Stated problem ::
Can you pull out each line of the data below that includes the word "this"?

Available data ::
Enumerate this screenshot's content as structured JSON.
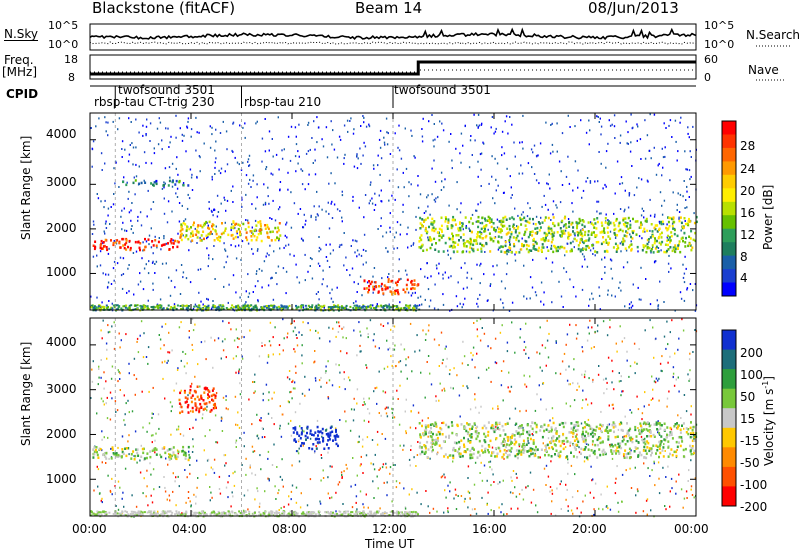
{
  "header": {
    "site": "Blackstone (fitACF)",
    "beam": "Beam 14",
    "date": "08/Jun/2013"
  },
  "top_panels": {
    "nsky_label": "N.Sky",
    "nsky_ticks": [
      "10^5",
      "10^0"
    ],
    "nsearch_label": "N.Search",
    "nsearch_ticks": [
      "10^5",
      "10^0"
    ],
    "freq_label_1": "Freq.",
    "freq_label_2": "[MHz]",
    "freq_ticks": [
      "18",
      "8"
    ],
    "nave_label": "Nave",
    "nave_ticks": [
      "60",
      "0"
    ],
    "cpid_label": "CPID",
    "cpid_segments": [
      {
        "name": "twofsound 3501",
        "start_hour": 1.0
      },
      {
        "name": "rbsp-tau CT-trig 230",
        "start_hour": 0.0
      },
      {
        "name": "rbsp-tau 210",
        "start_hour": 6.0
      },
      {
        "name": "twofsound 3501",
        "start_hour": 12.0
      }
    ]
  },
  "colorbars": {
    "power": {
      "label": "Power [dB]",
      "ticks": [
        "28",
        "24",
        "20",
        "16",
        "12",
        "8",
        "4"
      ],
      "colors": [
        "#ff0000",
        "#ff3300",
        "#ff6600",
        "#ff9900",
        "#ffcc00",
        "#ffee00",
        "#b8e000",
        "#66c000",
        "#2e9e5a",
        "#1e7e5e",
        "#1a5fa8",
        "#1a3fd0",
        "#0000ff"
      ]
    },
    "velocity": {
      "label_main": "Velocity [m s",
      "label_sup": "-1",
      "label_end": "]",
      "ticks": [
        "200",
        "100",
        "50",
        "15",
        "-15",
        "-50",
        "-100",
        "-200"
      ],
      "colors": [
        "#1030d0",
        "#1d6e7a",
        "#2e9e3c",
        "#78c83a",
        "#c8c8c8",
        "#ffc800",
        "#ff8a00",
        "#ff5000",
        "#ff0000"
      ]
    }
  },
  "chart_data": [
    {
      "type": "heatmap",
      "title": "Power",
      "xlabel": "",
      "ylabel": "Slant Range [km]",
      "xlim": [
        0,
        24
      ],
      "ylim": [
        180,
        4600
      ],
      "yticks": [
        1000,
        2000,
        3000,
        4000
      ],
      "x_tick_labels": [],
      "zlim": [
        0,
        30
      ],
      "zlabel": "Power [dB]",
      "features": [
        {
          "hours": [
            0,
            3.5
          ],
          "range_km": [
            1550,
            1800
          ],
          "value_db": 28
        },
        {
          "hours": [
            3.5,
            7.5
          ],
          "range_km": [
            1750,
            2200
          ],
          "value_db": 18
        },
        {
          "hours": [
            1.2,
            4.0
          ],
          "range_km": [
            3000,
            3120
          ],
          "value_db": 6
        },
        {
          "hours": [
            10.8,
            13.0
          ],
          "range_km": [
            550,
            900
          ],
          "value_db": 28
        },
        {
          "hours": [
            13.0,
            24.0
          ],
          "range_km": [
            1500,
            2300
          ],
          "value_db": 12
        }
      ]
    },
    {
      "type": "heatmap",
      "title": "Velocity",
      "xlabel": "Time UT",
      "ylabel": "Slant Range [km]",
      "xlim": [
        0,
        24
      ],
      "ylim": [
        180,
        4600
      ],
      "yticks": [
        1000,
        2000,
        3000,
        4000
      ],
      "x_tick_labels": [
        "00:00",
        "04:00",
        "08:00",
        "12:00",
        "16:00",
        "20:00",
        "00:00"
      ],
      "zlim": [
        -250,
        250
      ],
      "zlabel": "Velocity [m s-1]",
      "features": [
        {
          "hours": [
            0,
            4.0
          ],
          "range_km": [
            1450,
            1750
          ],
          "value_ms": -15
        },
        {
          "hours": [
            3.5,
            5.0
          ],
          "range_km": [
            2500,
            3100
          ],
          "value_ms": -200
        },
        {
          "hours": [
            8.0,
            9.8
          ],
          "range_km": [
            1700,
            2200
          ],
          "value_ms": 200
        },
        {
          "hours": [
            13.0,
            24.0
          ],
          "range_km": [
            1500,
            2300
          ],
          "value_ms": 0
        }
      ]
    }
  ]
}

---

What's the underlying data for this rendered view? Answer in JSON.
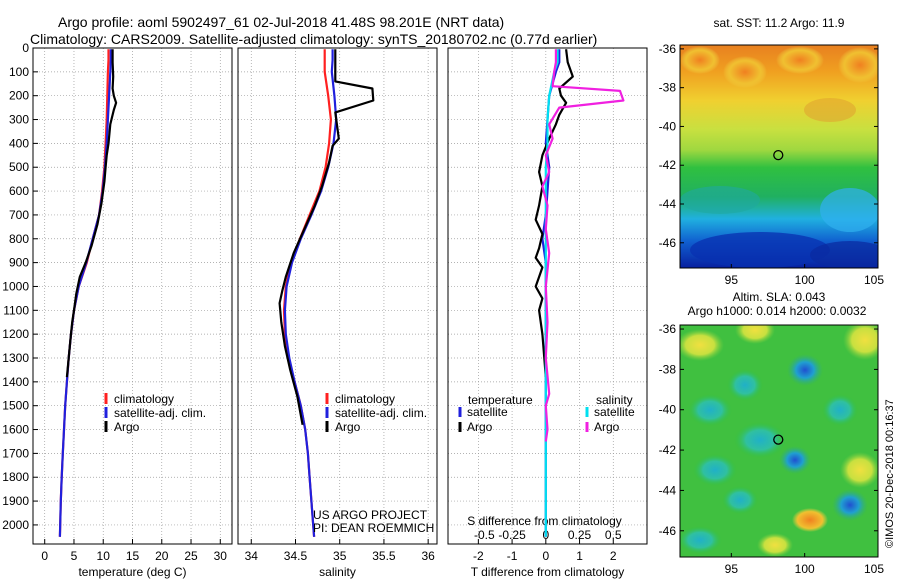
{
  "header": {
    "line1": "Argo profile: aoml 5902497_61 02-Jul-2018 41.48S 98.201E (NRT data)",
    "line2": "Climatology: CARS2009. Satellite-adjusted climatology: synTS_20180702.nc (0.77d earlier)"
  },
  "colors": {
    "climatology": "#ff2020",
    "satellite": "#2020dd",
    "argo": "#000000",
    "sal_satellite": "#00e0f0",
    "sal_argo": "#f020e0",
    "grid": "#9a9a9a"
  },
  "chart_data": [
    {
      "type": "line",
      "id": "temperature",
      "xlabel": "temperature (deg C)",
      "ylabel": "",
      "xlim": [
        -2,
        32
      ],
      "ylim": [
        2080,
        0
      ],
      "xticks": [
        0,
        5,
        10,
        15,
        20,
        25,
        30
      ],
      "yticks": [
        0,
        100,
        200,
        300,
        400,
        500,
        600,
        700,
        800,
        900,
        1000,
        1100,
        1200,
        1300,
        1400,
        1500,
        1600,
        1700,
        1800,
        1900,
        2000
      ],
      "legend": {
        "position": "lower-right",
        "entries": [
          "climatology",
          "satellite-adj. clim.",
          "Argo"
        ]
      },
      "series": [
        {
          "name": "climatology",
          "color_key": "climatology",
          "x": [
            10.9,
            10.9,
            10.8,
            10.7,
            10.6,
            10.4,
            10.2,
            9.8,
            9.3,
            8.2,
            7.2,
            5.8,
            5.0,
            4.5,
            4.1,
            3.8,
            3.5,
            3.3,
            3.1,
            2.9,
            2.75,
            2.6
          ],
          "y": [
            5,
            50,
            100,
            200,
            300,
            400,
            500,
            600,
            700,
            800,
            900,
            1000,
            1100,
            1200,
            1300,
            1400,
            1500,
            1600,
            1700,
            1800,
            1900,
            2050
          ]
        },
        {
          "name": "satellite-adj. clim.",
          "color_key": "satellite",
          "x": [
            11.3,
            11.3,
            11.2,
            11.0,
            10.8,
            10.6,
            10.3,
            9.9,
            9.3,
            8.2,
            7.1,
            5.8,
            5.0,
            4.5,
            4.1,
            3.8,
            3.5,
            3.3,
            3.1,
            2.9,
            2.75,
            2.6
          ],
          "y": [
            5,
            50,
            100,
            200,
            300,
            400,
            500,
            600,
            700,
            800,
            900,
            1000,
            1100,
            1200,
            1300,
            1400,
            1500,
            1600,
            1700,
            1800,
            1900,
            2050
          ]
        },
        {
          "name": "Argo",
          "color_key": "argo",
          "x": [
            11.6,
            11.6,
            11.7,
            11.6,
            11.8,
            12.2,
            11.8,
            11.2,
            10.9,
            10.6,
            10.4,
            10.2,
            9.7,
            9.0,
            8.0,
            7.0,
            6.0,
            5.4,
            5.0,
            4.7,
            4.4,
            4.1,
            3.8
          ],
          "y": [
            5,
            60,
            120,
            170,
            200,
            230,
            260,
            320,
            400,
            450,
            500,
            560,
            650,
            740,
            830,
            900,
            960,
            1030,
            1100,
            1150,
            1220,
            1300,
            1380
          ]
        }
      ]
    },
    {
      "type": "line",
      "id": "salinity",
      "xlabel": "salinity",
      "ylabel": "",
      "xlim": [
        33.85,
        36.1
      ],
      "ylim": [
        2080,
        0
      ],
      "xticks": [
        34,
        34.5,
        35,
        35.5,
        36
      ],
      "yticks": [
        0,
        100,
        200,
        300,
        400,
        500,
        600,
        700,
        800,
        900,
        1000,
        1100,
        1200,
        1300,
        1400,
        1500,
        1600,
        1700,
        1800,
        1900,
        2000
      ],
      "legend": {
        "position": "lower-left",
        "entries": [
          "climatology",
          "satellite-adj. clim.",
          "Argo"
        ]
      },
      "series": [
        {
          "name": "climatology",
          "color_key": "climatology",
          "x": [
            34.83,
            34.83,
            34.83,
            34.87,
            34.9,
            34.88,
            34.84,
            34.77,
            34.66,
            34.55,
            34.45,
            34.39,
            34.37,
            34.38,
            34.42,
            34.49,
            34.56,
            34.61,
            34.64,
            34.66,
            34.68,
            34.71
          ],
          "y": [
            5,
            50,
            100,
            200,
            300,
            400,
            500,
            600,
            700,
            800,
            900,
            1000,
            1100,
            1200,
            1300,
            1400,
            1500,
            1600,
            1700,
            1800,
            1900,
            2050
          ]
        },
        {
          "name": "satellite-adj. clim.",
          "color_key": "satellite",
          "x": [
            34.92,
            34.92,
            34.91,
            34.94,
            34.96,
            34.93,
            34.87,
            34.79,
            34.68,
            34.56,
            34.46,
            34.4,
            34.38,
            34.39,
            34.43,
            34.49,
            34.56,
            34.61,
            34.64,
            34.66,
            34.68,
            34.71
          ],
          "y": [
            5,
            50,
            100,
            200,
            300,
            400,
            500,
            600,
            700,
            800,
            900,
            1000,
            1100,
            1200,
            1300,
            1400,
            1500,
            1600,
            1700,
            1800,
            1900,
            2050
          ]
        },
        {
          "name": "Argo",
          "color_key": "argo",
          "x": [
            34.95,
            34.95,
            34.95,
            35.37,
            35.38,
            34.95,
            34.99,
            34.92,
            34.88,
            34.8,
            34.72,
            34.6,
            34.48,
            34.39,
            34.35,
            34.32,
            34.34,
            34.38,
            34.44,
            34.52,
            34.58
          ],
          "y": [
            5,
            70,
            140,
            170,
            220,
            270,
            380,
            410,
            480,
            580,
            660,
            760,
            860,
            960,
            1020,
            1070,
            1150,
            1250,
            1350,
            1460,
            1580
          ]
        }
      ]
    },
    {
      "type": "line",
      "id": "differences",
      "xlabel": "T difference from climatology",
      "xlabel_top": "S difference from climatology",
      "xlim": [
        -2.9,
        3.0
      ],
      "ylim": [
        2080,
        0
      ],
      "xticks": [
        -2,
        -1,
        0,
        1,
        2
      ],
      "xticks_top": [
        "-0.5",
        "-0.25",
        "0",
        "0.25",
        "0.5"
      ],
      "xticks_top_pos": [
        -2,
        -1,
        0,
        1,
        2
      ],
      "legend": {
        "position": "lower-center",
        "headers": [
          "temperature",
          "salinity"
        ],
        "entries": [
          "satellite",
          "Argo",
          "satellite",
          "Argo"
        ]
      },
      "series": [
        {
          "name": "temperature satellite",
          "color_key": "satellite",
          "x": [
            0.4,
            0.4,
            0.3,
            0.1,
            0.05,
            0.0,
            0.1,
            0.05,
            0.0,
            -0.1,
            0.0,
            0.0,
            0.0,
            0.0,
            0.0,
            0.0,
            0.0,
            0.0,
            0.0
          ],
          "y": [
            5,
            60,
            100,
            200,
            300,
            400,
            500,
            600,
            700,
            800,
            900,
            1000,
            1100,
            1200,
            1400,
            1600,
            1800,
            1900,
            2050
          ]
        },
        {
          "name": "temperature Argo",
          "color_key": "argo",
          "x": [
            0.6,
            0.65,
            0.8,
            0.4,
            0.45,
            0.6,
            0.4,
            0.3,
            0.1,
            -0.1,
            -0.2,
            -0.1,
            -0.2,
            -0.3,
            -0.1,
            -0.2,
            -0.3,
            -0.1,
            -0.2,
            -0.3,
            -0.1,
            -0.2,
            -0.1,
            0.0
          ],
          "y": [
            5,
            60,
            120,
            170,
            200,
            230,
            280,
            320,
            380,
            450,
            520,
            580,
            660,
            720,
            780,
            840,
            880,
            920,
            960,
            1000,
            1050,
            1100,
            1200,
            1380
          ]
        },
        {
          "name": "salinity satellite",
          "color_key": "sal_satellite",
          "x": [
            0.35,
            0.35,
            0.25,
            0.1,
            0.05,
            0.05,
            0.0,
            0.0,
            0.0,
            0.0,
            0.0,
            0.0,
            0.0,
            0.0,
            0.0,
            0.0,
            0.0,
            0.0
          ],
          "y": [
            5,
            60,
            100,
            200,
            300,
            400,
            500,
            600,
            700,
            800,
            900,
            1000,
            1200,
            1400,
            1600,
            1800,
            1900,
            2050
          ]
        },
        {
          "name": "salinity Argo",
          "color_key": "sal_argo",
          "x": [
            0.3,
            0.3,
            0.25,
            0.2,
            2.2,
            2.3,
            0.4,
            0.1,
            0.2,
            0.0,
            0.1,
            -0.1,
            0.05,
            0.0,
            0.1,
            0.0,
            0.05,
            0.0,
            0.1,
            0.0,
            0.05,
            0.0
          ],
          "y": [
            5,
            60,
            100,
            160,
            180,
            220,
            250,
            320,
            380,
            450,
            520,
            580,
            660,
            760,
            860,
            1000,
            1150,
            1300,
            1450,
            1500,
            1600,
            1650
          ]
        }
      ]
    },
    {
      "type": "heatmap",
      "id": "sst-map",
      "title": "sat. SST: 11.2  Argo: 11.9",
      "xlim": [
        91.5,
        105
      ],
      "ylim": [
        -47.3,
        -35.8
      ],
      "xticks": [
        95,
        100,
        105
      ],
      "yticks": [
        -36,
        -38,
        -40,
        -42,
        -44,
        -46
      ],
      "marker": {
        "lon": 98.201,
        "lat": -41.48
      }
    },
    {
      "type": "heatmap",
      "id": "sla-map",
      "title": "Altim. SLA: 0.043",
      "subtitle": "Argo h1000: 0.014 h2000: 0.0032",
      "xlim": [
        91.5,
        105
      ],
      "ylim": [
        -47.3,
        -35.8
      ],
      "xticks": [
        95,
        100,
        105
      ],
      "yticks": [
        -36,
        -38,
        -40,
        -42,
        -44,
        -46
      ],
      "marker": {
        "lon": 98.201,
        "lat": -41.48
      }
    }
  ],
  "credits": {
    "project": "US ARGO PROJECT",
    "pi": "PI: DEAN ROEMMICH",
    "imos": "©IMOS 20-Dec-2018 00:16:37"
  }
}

Output ::
Enumerate this screenshot's content as structured JSON.
What's the underlying data for this rendered view? Answer in JSON.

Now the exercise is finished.